* What the task asks:
Without the images, print all the entries below exactly as given.

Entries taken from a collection
--
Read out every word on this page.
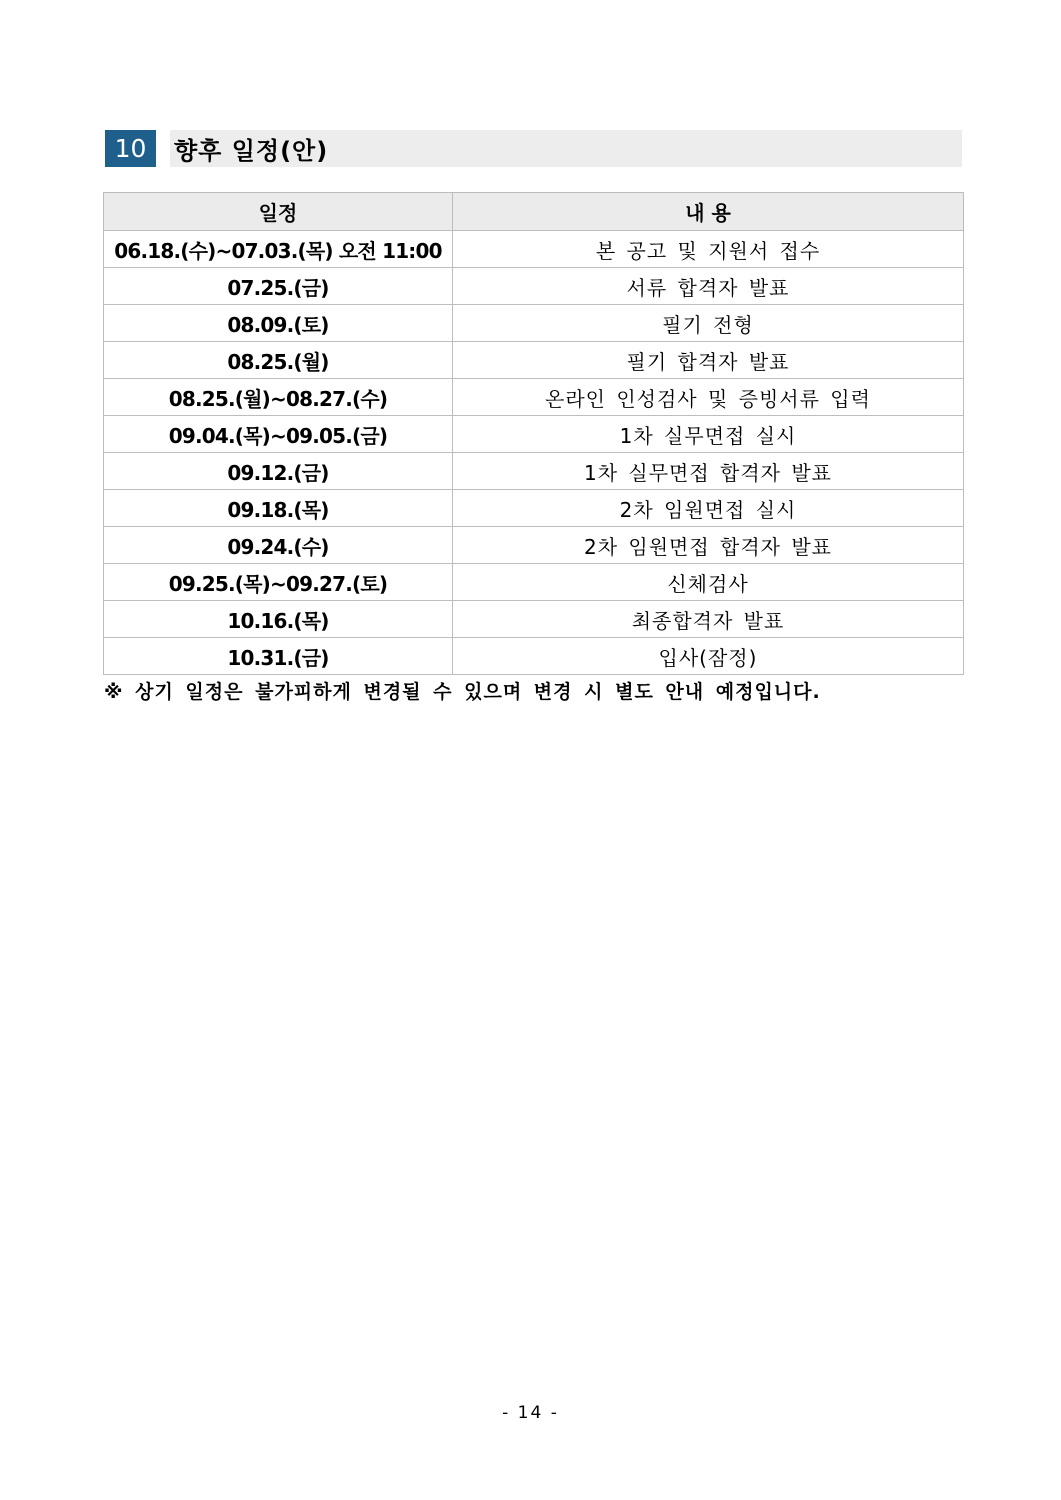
10	향후 일정(안)
일정	내 용
06.18.(수)~07.03.(목) 오전 11:00	본 공고 및 지원서 접수
07.25.(금)	서류 합격자 발표
08.09.(토)	필기 전형
08.25.(월)	필기 합격자 발표
08.25.(월)~08.27.(수)	온라인 인성검사 및 증빙서류 입력
09.04.(목)~09.05.(금)	1차 실무면접 실시
09.12.(금)	1차 실무면접 합격자 발표
09.18.(목)	2차 임원면접 실시
09.24.(수)	2차 임원면접 합격자 발표
09.25.(목)~09.27.(토)	신체검사
10.16.(목)	최종합격자 발표
10.31.(금)	입사(잠정)
※ 상기 일정은 불가피하게 변경될 수 있으며 변경 시 별도 안내 예정입니다.
- 14 -
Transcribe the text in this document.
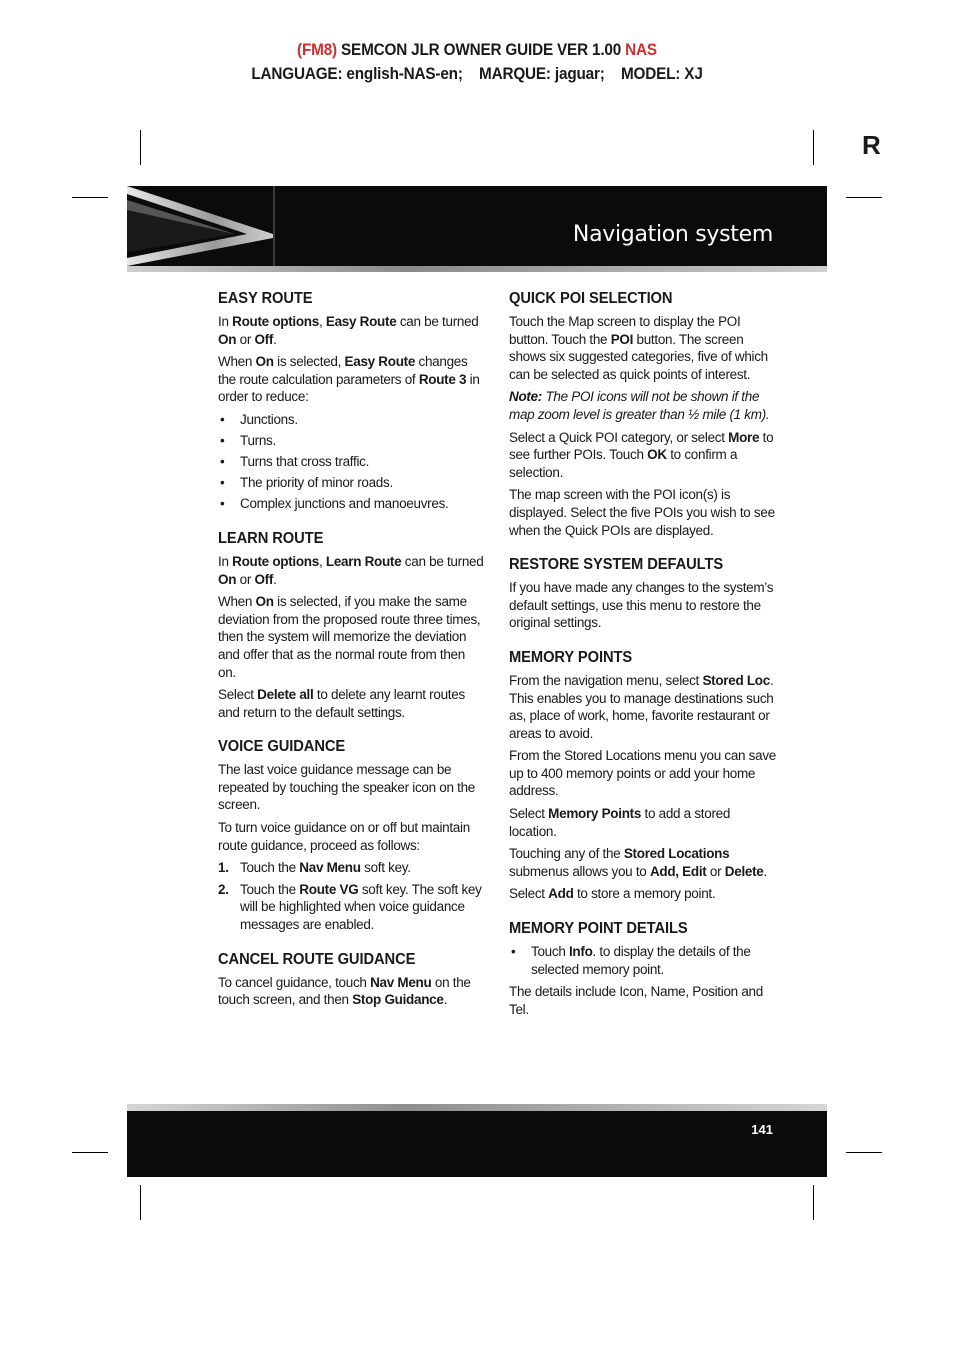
(FM8) SEMCON JLR OWNER GUIDE VER 1.00 NAS
LANGUAGE: english-NAS-en;    MARQUE: jaguar;    MODEL: XJ
R
Navigation system
EASY ROUTE

In Route options, Easy Route can be turned On or Off.

When On is selected, Easy Route changes the route calculation parameters of Route 3 in order to reduce:

• Junctions.
• Turns.
• Turns that cross traffic.
• The priority of minor roads.
• Complex junctions and manoeuvres.
LEARN ROUTE

In Route options, Learn Route can be turned On or Off.

When On is selected, if you make the same deviation from the proposed route three times, then the system will memorize the deviation and offer that as the normal route from then on.

Select Delete all to delete any learnt routes and return to the default settings.

VOICE GUIDANCE

The last voice guidance message can be repeated by touching the speaker icon on the screen.

To turn voice guidance on or off but maintain route guidance, proceed as follows:

1. Touch the Nav Menu soft key.
2. Touch the Route VG soft key. The soft key will be highlighted when voice guidance messages are enabled.
CANCEL ROUTE GUIDANCE

To cancel guidance, touch Nav Menu on the touch screen, and then Stop Guidance.

QUICK POI SELECTION

Touch the Map screen to display the POI button. Touch the POI button. The screen shows six suggested categories, five of which can be selected as quick points of interest.

Note: The POI icons will not be shown if the map zoom level is greater than ½ mile (1 km).

Select a Quick POI category, or select More to see further POIs. Touch OK to confirm a selection.

The map screen with the POI icon(s) is displayed. Select the five POIs you wish to see when the Quick POIs are displayed.

RESTORE SYSTEM DEFAULTS

If you have made any changes to the system’s default settings, use this menu to restore the original settings.

MEMORY POINTS

From the navigation menu, select Stored Loc. This enables you to manage destinations such as, place of work, home, favorite restaurant or areas to avoid.

From the Stored Locations menu you can save up to 400 memory points or add your home address.

Select Memory Points to add a stored location.

Touching any of the Stored Locations submenus allows you to Add, Edit or Delete.

Select Add to store a memory point.

MEMORY POINT DETAILS
• Touch Info. to display the details of the selected memory point.

The details include Icon, Name, Position and Tel.

141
--
* Right answer:
Read out every word on this page.
10	향후 일정(안)
일정	내 용
06.18.(수)~07.03.(목) 오전 11:00	본 공고 및 지원서 접수
07.25.(금)	서류 합격자 발표
08.09.(토)	필기 전형
08.25.(월)	필기 합격자 발표
08.25.(월)~08.27.(수)	온라인 인성검사 및 증빙서류 입력
09.04.(목)~09.05.(금)	1차 실무면접 실시
09.12.(금)	1차 실무면접 합격자 발표
09.18.(목)	2차 임원면접 실시
09.24.(수)	2차 임원면접 합격자 발표
09.25.(목)~09.27.(토)	신체검사
10.16.(목)	최종합격자 발표
10.31.(금)	입사(잠정)
※ 상기 일정은 불가피하게 변경될 수 있으며 변경 시 별도 안내 예정입니다.
- 14 -
Transcribe the text in this document.
(FM8) SEMCON JLR OWNER GUIDE VER 1.00 NAS
LANGUAGE: english-NAS-en;    MARQUE: jaguar;    MODEL: XJ
R
Navigation system
EASY ROUTE

In Route options, Easy Route can be turned On or Off.

When On is selected, Easy Route changes the route calculation parameters of Route 3 in order to reduce:

• Junctions.
• Turns.
• Turns that cross traffic.
• The priority of minor roads.
• Complex junctions and manoeuvres.
LEARN ROUTE

In Route options, Learn Route can be turned On or Off.

When On is selected, if you make the same deviation from the proposed route three times, then the system will memorize the deviation and offer that as the normal route from then on.

Select Delete all to delete any learnt routes and return to the default settings.

VOICE GUIDANCE

The last voice guidance message can be repeated by touching the speaker icon on the screen.

To turn voice guidance on or off but maintain route guidance, proceed as follows:

1. Touch the Nav Menu soft key.
2. Touch the Route VG soft key. The soft key will be highlighted when voice guidance messages are enabled.
CANCEL ROUTE GUIDANCE

To cancel guidance, touch Nav Menu on the touch screen, and then Stop Guidance.

QUICK POI SELECTION

Touch the Map screen to display the POI button. Touch the POI button. The screen shows six suggested categories, five of which can be selected as quick points of interest.

Note: The POI icons will not be shown if the map zoom level is greater than ½ mile (1 km).

Select a Quick POI category, or select More to see further POIs. Touch OK to confirm a selection.

The map screen with the POI icon(s) is displayed. Select the five POIs you wish to see when the Quick POIs are displayed.

RESTORE SYSTEM DEFAULTS

If you have made any changes to the system’s default settings, use this menu to restore the original settings.

MEMORY POINTS

From the navigation menu, select Stored Loc. This enables you to manage destinations such as, place of work, home, favorite restaurant or areas to avoid.

From the Stored Locations menu you can save up to 400 memory points or add your home address.

Select Memory Points to add a stored location.

Touching any of the Stored Locations submenus allows you to Add, Edit or Delete.

Select Add to store a memory point.

MEMORY POINT DETAILS
• Touch Info. to display the details of the selected memory point.

The details include Icon, Name, Position and Tel.

141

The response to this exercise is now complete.